## [Given task]
An exact copy of every record is needed.

## [Entries supplied]

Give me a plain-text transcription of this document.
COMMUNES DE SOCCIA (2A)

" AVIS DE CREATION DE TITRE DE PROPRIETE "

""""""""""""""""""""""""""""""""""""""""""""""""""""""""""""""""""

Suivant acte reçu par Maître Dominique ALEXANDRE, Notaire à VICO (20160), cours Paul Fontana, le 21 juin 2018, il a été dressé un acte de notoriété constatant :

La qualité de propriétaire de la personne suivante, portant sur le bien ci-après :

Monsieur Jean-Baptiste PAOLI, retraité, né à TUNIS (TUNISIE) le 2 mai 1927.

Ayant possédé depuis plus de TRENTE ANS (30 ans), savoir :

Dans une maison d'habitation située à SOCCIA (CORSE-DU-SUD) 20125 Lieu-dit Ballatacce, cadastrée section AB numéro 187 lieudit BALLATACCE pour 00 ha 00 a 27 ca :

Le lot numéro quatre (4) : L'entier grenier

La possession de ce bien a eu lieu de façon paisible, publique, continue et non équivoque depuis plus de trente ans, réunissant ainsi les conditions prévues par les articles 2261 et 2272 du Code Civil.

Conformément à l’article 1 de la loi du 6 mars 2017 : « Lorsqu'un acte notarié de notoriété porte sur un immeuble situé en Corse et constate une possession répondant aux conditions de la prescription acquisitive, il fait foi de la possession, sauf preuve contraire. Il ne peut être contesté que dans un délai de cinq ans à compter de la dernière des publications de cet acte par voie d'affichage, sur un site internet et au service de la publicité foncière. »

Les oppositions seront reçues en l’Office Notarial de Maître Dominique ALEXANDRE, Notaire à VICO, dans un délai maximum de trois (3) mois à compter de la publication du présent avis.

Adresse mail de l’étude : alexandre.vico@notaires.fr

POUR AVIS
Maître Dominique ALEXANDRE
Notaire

## [Result below]
Give me a plain-text transcription of this document.
COMMUNES DE SOCCIA (2A)

" AVIS DE CREATION DE TITRE DE PROPRIETE "

""""""""""""""""""""""""""""""""""""""""""""""""""""""""""""""""""

Suivant acte reçu par Maître Dominique ALEXANDRE, Notaire à VICO (20160), cours Paul Fontana, le 21 juin 2018, il a été dressé un acte de notoriété constatant :

La qualité de propriétaire de la personne suivante, portant sur le bien ci-après :

Monsieur Jean-Baptiste PAOLI, retraité, né à TUNIS (TUNISIE) le 2 mai 1927.

Ayant possédé depuis plus de TRENTE ANS (30 ans), savoir :

Dans une maison d'habitation située à SOCCIA (CORSE-DU-SUD) 20125 Lieu-dit Ballatacce, cadastrée section AB numéro 187 lieudit BALLATACCE pour 00 ha 00 a 27 ca :

Le lot numéro quatre (4) : L'entier grenier

La possession de ce bien a eu lieu de façon paisible, publique, continue et non équivoque depuis plus de trente ans, réunissant ainsi les conditions prévues par les articles 2261 et 2272 du Code Civil.

Conformément à l’article 1 de la loi du 6 mars 2017 : « Lorsqu'un acte notarié de notoriété porte sur un immeuble situé en Corse et constate une possession répondant aux conditions de la prescription acquisitive, il fait foi de la possession, sauf preuve contraire. Il ne peut être contesté que dans un délai de cinq ans à compter de la dernière des publications de cet acte par voie d'affichage, sur un site internet et au service de la publicité foncière. »

Les oppositions seront reçues en l’Office Notarial de Maître Dominique ALEXANDRE, Notaire à VICO, dans un délai maximum de trois (3) mois à compter de la publication du présent avis.

Adresse mail de l’étude : alexandre.vico@notaires.fr

POUR AVIS
Maître Dominique ALEXANDRE
Notaire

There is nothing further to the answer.